START Input for this task

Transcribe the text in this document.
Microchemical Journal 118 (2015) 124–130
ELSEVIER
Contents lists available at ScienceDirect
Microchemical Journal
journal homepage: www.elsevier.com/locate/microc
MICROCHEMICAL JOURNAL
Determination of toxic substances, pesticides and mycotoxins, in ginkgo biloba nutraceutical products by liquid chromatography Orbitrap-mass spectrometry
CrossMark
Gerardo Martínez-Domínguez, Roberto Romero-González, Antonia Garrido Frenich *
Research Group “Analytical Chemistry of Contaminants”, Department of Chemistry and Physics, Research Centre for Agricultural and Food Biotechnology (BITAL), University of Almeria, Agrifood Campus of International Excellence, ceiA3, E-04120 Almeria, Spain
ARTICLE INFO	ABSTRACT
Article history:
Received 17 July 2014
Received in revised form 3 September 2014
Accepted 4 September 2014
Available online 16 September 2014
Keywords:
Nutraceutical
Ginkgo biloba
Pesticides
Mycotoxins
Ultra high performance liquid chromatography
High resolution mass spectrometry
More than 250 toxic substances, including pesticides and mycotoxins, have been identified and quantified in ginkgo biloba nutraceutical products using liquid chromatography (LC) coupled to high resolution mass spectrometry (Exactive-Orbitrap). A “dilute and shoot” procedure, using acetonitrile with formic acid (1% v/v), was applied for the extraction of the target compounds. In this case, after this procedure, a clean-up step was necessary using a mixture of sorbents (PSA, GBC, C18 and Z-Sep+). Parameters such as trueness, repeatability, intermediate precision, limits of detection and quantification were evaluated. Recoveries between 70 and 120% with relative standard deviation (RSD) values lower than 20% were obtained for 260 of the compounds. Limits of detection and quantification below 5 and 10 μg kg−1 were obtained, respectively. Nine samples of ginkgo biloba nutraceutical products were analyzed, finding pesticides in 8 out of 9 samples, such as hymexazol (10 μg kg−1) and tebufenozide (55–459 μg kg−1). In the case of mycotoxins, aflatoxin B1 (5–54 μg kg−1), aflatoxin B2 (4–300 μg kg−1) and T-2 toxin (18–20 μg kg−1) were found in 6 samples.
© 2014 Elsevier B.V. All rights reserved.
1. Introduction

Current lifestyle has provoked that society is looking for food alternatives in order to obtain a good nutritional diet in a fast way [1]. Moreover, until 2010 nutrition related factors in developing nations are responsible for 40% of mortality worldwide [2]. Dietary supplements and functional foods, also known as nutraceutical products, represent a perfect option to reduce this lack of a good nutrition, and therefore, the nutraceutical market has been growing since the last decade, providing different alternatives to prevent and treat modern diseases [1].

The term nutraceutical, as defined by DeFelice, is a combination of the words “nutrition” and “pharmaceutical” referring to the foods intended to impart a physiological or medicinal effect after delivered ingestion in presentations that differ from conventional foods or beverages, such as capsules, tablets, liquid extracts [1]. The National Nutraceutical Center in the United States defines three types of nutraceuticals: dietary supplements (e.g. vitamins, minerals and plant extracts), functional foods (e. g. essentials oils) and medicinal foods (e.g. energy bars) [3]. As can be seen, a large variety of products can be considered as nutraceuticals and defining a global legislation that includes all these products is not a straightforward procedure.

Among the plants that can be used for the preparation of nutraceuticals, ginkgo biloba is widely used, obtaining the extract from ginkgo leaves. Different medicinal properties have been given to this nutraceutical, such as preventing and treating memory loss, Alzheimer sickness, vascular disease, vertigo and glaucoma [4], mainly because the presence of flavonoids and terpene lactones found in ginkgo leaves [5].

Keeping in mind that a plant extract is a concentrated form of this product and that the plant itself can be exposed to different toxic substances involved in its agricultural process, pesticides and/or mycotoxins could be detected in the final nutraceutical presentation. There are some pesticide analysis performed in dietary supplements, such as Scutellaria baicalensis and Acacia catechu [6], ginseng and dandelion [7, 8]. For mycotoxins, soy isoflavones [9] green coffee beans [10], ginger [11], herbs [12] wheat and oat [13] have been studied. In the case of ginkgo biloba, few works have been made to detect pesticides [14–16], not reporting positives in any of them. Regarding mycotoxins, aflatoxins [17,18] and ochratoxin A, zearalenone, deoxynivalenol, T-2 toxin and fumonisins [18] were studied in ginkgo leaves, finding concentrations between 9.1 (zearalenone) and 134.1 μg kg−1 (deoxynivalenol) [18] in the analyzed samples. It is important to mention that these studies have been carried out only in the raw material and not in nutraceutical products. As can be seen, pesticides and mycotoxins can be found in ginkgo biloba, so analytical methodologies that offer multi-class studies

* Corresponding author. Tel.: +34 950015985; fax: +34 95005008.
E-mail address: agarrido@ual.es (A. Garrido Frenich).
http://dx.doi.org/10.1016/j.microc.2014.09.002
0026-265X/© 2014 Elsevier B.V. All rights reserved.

END Input for this task

* _Exercise aim_:
Each line above that has the word "Garrido" must be copied.

* _Solution to the problem_:
Gerardo Martínez-Domínguez, Roberto Romero-González, Antonia Garrido Frenich *
E-mail address: agarrido@ual.es (A. Garrido Frenich).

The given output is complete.